### EXCERPTED RECORDS
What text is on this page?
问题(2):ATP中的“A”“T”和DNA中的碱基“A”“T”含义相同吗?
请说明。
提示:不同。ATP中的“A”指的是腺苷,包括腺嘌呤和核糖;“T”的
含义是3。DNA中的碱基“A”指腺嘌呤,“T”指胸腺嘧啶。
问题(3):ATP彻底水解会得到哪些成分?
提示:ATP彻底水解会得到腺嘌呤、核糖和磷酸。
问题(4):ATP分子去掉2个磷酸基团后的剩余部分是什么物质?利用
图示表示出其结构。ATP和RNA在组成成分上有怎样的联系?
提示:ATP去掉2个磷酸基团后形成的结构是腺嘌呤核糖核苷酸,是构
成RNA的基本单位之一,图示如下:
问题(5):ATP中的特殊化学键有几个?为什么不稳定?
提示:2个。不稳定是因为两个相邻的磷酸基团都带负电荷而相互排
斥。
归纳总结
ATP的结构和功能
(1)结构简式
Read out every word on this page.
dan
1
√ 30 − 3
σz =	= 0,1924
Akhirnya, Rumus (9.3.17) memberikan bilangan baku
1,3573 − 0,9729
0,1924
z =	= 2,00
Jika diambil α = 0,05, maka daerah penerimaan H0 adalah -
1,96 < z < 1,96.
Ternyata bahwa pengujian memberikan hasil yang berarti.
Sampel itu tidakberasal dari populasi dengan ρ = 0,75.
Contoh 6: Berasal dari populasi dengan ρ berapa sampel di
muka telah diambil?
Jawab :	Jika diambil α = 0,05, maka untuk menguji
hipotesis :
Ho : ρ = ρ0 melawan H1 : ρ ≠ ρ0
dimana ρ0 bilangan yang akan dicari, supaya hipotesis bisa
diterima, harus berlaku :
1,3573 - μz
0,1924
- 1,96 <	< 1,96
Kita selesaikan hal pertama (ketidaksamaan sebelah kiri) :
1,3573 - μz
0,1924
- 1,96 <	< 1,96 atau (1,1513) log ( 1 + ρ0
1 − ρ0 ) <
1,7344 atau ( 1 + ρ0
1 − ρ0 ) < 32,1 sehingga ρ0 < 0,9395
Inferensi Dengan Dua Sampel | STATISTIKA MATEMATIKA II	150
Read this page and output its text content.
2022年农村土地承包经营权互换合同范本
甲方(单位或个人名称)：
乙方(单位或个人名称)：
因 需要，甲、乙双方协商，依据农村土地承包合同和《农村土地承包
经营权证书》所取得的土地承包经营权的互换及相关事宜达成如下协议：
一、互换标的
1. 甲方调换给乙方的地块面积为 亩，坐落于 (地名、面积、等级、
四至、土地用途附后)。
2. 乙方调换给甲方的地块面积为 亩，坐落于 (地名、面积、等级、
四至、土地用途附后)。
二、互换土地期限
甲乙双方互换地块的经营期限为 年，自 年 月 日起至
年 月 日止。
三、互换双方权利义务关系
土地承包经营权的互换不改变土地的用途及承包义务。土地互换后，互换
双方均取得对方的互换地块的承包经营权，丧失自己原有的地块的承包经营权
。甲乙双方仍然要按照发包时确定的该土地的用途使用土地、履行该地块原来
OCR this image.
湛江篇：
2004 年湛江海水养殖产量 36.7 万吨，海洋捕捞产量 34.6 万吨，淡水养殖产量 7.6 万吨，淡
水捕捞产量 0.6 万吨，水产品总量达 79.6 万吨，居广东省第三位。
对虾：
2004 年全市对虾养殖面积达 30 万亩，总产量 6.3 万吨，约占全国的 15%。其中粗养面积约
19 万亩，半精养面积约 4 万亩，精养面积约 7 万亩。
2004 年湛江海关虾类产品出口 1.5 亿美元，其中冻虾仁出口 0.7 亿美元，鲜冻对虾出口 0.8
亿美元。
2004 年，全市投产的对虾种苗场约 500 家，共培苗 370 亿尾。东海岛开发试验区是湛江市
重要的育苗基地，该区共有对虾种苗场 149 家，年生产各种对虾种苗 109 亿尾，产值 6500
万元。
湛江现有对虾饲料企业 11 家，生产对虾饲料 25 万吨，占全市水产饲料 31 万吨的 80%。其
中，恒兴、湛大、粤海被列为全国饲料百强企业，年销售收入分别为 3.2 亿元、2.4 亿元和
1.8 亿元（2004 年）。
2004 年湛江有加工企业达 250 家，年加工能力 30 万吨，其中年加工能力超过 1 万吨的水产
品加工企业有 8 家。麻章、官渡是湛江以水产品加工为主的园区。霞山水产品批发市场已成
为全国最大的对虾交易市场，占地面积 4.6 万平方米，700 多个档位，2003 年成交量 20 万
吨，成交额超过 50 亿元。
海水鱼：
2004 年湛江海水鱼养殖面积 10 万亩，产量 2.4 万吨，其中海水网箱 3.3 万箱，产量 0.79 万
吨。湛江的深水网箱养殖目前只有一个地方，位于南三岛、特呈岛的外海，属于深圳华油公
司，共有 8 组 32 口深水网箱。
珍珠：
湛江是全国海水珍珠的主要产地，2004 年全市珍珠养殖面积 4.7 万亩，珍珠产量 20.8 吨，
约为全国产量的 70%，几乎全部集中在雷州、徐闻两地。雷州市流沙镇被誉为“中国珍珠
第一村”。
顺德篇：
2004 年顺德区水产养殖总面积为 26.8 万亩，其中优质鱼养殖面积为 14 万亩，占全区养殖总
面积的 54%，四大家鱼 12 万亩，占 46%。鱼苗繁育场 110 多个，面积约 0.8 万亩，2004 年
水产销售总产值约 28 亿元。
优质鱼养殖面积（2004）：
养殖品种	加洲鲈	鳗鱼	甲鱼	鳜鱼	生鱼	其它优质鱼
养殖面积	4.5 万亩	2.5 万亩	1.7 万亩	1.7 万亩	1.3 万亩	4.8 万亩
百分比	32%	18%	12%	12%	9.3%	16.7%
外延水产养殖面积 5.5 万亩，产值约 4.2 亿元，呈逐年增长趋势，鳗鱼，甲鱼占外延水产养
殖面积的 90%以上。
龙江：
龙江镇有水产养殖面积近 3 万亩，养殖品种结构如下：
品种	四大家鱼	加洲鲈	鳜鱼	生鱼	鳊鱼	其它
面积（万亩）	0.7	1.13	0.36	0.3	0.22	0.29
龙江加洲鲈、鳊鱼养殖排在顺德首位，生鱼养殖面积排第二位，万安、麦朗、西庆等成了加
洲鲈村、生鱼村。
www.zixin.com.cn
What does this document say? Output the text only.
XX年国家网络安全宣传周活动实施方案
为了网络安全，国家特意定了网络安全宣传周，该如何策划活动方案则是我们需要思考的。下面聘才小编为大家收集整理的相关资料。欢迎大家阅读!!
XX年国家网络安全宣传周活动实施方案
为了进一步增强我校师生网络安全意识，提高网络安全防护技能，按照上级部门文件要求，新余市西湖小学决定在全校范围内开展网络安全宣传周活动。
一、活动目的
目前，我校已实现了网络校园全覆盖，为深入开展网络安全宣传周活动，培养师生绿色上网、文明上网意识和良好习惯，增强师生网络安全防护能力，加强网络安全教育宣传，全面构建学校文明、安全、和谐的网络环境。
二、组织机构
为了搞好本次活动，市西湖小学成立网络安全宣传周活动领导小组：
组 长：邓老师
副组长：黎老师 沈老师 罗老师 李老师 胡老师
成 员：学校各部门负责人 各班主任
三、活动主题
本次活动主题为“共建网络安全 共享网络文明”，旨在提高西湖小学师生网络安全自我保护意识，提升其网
######
Set down the listing in full, keeping every word exactly as it is.

What text is on this page?
问题(2):ATP中的“A”“T”和DNA中的碱基“A”“T”含义相同吗?
请说明。
提示:不同。ATP中的“A”指的是腺苷,包括腺嘌呤和核糖;“T”的
含义是3。DNA中的碱基“A”指腺嘌呤,“T”指胸腺嘧啶。
问题(3):ATP彻底水解会得到哪些成分?
提示:ATP彻底水解会得到腺嘌呤、核糖和磷酸。
问题(4):ATP分子去掉2个磷酸基团后的剩余部分是什么物质?利用
图示表示出其结构。ATP和RNA在组成成分上有怎样的联系?
提示:ATP去掉2个磷酸基团后形成的结构是腺嘌呤核糖核苷酸,是构
成RNA的基本单位之一,图示如下:
问题(5):ATP中的特殊化学键有几个?为什么不稳定?
提示:2个。不稳定是因为两个相邻的磷酸基团都带负电荷而相互排
斥。
归纳总结
ATP的结构和功能
(1)结构简式
Read out every word on this page.
dan
1
√ 30 − 3
σz =	= 0,1924
Akhirnya, Rumus (9.3.17) memberikan bilangan baku
1,3573 − 0,9729
0,1924
z =	= 2,00
Jika diambil α = 0,05, maka daerah penerimaan H0 adalah -
1,96 < z < 1,96.
Ternyata bahwa pengujian memberikan hasil yang berarti.
Sampel itu tidakberasal dari populasi dengan ρ = 0,75.
Contoh 6: Berasal dari populasi dengan ρ berapa sampel di
muka telah diambil?
Jawab :	Jika diambil α = 0,05, maka untuk menguji
hipotesis :
Ho : ρ = ρ0 melawan H1 : ρ ≠ ρ0
dimana ρ0 bilangan yang akan dicari, supaya hipotesis bisa
diterima, harus berlaku :
1,3573 - μz
0,1924
- 1,96 <	< 1,96
Kita selesaikan hal pertama (ketidaksamaan sebelah kiri) :
1,3573 - μz
0,1924
- 1,96 <	< 1,96 atau (1,1513) log ( 1 + ρ0
1 − ρ0 ) <
1,7344 atau ( 1 + ρ0
1 − ρ0 ) < 32,1 sehingga ρ0 < 0,9395
Inferensi Dengan Dua Sampel | STATISTIKA MATEMATIKA II	150
Read this page and output its text content.
2022年农村土地承包经营权互换合同范本
甲方(单位或个人名称)：
乙方(单位或个人名称)：
因 需要，甲、乙双方协商，依据农村土地承包合同和《农村土地承包
经营权证书》所取得的土地承包经营权的互换及相关事宜达成如下协议：
一、互换标的
1. 甲方调换给乙方的地块面积为 亩，坐落于 (地名、面积、等级、
四至、土地用途附后)。
2. 乙方调换给甲方的地块面积为 亩，坐落于 (地名、面积、等级、
四至、土地用途附后)。
二、互换土地期限
甲乙双方互换地块的经营期限为 年，自 年 月 日起至
年 月 日止。
三、互换双方权利义务关系
土地承包经营权的互换不改变土地的用途及承包义务。土地互换后，互换
双方均取得对方的互换地块的承包经营权，丧失自己原有的地块的承包经营权
。甲乙双方仍然要按照发包时确定的该土地的用途使用土地、履行该地块原来
OCR this image.
湛江篇：
2004 年湛江海水养殖产量 36.7 万吨，海洋捕捞产量 34.6 万吨，淡水养殖产量 7.6 万吨，淡
水捕捞产量 0.6 万吨，水产品总量达 79.6 万吨，居广东省第三位。
对虾：
2004 年全市对虾养殖面积达 30 万亩，总产量 6.3 万吨，约占全国的 15%。其中粗养面积约
19 万亩，半精养面积约 4 万亩，精养面积约 7 万亩。
2004 年湛江海关虾类产品出口 1.5 亿美元，其中冻虾仁出口 0.7 亿美元，鲜冻对虾出口 0.8
亿美元。
2004 年，全市投产的对虾种苗场约 500 家，共培苗 370 亿尾。东海岛开发试验区是湛江市
重要的育苗基地，该区共有对虾种苗场 149 家，年生产各种对虾种苗 109 亿尾，产值 6500
万元。
湛江现有对虾饲料企业 11 家，生产对虾饲料 25 万吨，占全市水产饲料 31 万吨的 80%。其
中，恒兴、湛大、粤海被列为全国饲料百强企业，年销售收入分别为 3.2 亿元、2.4 亿元和
1.8 亿元（2004 年）。
2004 年湛江有加工企业达 250 家，年加工能力 30 万吨，其中年加工能力超过 1 万吨的水产
品加工企业有 8 家。麻章、官渡是湛江以水产品加工为主的园区。霞山水产品批发市场已成
为全国最大的对虾交易市场，占地面积 4.6 万平方米，700 多个档位，2003 年成交量 20 万
吨，成交额超过 50 亿元。
海水鱼：
2004 年湛江海水鱼养殖面积 10 万亩，产量 2.4 万吨，其中海水网箱 3.3 万箱，产量 0.79 万
吨。湛江的深水网箱养殖目前只有一个地方，位于南三岛、特呈岛的外海，属于深圳华油公
司，共有 8 组 32 口深水网箱。
珍珠：
湛江是全国海水珍珠的主要产地，2004 年全市珍珠养殖面积 4.7 万亩，珍珠产量 20.8 吨，
约为全国产量的 70%，几乎全部集中在雷州、徐闻两地。雷州市流沙镇被誉为“中国珍珠
第一村”。
顺德篇：
2004 年顺德区水产养殖总面积为 26.8 万亩，其中优质鱼养殖面积为 14 万亩，占全区养殖总
面积的 54%，四大家鱼 12 万亩，占 46%。鱼苗繁育场 110 多个，面积约 0.8 万亩，2004 年
水产销售总产值约 28 亿元。
优质鱼养殖面积（2004）：
养殖品种	加洲鲈	鳗鱼	甲鱼	鳜鱼	生鱼	其它优质鱼
养殖面积	4.5 万亩	2.5 万亩	1.7 万亩	1.7 万亩	1.3 万亩	4.8 万亩
百分比	32%	18%	12%	12%	9.3%	16.7%
外延水产养殖面积 5.5 万亩，产值约 4.2 亿元，呈逐年增长趋势，鳗鱼，甲鱼占外延水产养
殖面积的 90%以上。
龙江：
龙江镇有水产养殖面积近 3 万亩，养殖品种结构如下：
品种	四大家鱼	加洲鲈	鳜鱼	生鱼	鳊鱼	其它
面积（万亩）	0.7	1.13	0.36	0.3	0.22	0.29
龙江加洲鲈、鳊鱼养殖排在顺德首位，生鱼养殖面积排第二位，万安、麦朗、西庆等成了加
洲鲈村、生鱼村。
www.zixin.com.cn
What does this document say? Output the text only.
XX年国家网络安全宣传周活动实施方案
为了网络安全，国家特意定了网络安全宣传周，该如何策划活动方案则是我们需要思考的。下面聘才小编为大家收集整理的相关资料。欢迎大家阅读!!
XX年国家网络安全宣传周活动实施方案
为了进一步增强我校师生网络安全意识，提高网络安全防护技能，按照上级部门文件要求，新余市西湖小学决定在全校范围内开展网络安全宣传周活动。
一、活动目的
目前，我校已实现了网络校园全覆盖，为深入开展网络安全宣传周活动，培养师生绿色上网、文明上网意识和良好习惯，增强师生网络安全防护能力，加强网络安全教育宣传，全面构建学校文明、安全、和谐的网络环境。
二、组织机构
为了搞好本次活动，市西湖小学成立网络安全宣传周活动领导小组：
组 长：邓老师
副组长：黎老师 沈老师 罗老师 李老师 胡老师
成 员：学校各部门负责人 各班主任
三、活动主题
本次活动主题为“共建网络安全 共享网络文明”，旨在提高西湖小学师生网络安全自我保护意识，提升其网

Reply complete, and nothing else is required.